YOUR INSTRUCTIONS:
Print the data exactly as it is given, please.

GIVEN DATA:
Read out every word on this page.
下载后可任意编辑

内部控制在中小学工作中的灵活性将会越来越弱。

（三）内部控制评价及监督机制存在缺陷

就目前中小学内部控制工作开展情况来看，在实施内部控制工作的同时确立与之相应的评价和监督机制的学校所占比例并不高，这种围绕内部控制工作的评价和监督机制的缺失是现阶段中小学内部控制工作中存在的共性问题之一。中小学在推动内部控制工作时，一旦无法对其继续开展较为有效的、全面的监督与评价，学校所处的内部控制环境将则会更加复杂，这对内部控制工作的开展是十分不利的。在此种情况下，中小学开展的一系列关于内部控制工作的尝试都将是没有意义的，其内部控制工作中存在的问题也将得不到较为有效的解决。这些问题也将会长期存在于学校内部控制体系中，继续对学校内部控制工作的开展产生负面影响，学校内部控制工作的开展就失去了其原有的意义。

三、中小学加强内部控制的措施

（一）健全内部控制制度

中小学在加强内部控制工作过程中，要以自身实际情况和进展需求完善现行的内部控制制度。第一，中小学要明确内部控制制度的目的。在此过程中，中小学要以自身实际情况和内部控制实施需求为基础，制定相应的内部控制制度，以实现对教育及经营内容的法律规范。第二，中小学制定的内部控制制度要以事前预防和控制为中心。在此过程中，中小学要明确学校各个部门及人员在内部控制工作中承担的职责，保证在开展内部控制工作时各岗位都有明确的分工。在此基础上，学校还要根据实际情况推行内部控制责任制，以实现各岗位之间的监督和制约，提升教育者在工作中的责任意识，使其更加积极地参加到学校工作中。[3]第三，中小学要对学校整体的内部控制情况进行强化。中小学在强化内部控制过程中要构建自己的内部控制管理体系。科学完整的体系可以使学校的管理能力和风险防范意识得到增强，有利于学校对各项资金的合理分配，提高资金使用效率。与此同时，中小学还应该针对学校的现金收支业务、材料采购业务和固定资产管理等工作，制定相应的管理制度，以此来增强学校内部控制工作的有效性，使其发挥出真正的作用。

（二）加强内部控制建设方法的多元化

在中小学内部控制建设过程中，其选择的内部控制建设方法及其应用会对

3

SOLUTION TO THE PROBLEM:
Read out every word on this page.
下载后可任意编辑

内部控制在中小学工作中的灵活性将会越来越弱。

（三）内部控制评价及监督机制存在缺陷

就目前中小学内部控制工作开展情况来看，在实施内部控制工作的同时确立与之相应的评价和监督机制的学校所占比例并不高，这种围绕内部控制工作的评价和监督机制的缺失是现阶段中小学内部控制工作中存在的共性问题之一。中小学在推动内部控制工作时，一旦无法对其继续开展较为有效的、全面的监督与评价，学校所处的内部控制环境将则会更加复杂，这对内部控制工作的开展是十分不利的。在此种情况下，中小学开展的一系列关于内部控制工作的尝试都将是没有意义的，其内部控制工作中存在的问题也将得不到较为有效的解决。这些问题也将会长期存在于学校内部控制体系中，继续对学校内部控制工作的开展产生负面影响，学校内部控制工作的开展就失去了其原有的意义。

三、中小学加强内部控制的措施

（一）健全内部控制制度

中小学在加强内部控制工作过程中，要以自身实际情况和进展需求完善现行的内部控制制度。第一，中小学要明确内部控制制度的目的。在此过程中，中小学要以自身实际情况和内部控制实施需求为基础，制定相应的内部控制制度，以实现对教育及经营内容的法律规范。第二，中小学制定的内部控制制度要以事前预防和控制为中心。在此过程中，中小学要明确学校各个部门及人员在内部控制工作中承担的职责，保证在开展内部控制工作时各岗位都有明确的分工。在此基础上，学校还要根据实际情况推行内部控制责任制，以实现各岗位之间的监督和制约，提升教育者在工作中的责任意识，使其更加积极地参加到学校工作中。[3]第三，中小学要对学校整体的内部控制情况进行强化。中小学在强化内部控制过程中要构建自己的内部控制管理体系。科学完整的体系可以使学校的管理能力和风险防范意识得到增强，有利于学校对各项资金的合理分配，提高资金使用效率。与此同时，中小学还应该针对学校的现金收支业务、材料采购业务和固定资产管理等工作，制定相应的管理制度，以此来增强学校内部控制工作的有效性，使其发挥出真正的作用。

（二）加强内部控制建设方法的多元化

在中小学内部控制建设过程中，其选择的内部控制建设方法及其应用会对

3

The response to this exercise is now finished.